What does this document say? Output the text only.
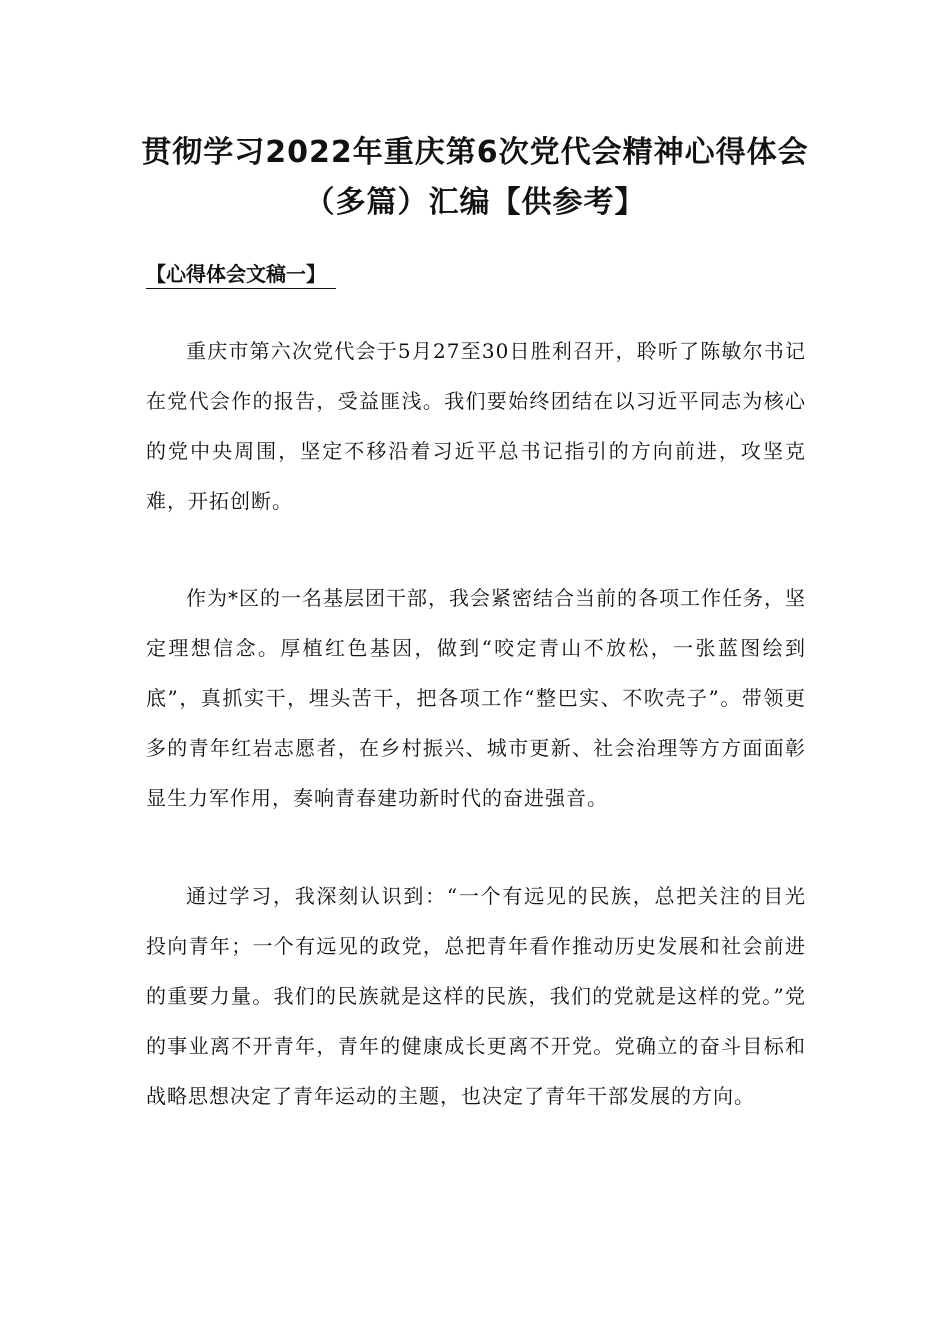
贯彻学习2022年重庆第6次党代会精神心得体会
（多篇）汇编【供参考】
【心得体会文稿一】

重庆市第六次党代会于5月27至30日胜利召开，聆听了陈敏尔书记在党代会作的报告，受益匪浅。我们要始终团结在以习近平同志为核心的党中央周围，坚定不移沿着习近平总书记指引的方向前进，攻坚克难，开拓创断。

作为*区的一名基层团干部，我会紧密结合当前的各项工作任务，坚定理想信念。厚植红色基因，做到“咬定青山不放松，一张蓝图绘到底”，真抓实干，埋头苦干，把各项工作“整巴实、不吹壳子”。带领更多的青年红岩志愿者，在乡村振兴、城市更新、社会治理等方方面面彰显生力军作用，奏响青春建功新时代的奋进强音。

通过学习，我深刻认识到：“一个有远见的民族，总把关注的目光投向青年；一个有远见的政党，总把青年看作推动历史发展和社会前进的重要力量。我们的民族就是这样的民族，我们的党就是这样的党。”党的事业离不开青年，青年的健康成长更离不开党。党确立的奋斗目标和战略思想决定了青年运动的主题，也决定了青年干部发展的方向。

• GIVEN EXERCISE:
Write the lines above out again exactly, without any of their pictures.

• FULL RESPONSE:
What does this document say? Output the text only.
贯彻学习2022年重庆第6次党代会精神心得体会
（多篇）汇编【供参考】
【心得体会文稿一】

重庆市第六次党代会于5月27至30日胜利召开，聆听了陈敏尔书记在党代会作的报告，受益匪浅。我们要始终团结在以习近平同志为核心的党中央周围，坚定不移沿着习近平总书记指引的方向前进，攻坚克难，开拓创断。

作为*区的一名基层团干部，我会紧密结合当前的各项工作任务，坚定理想信念。厚植红色基因，做到“咬定青山不放松，一张蓝图绘到底”，真抓实干，埋头苦干，把各项工作“整巴实、不吹壳子”。带领更多的青年红岩志愿者，在乡村振兴、城市更新、社会治理等方方面面彰显生力军作用，奏响青春建功新时代的奋进强音。

通过学习，我深刻认识到：“一个有远见的民族，总把关注的目光投向青年；一个有远见的政党，总把青年看作推动历史发展和社会前进的重要力量。我们的民族就是这样的民族，我们的党就是这样的党。”党的事业离不开青年，青年的健康成长更离不开党。党确立的奋斗目标和战略思想决定了青年运动的主题，也决定了青年干部发展的方向。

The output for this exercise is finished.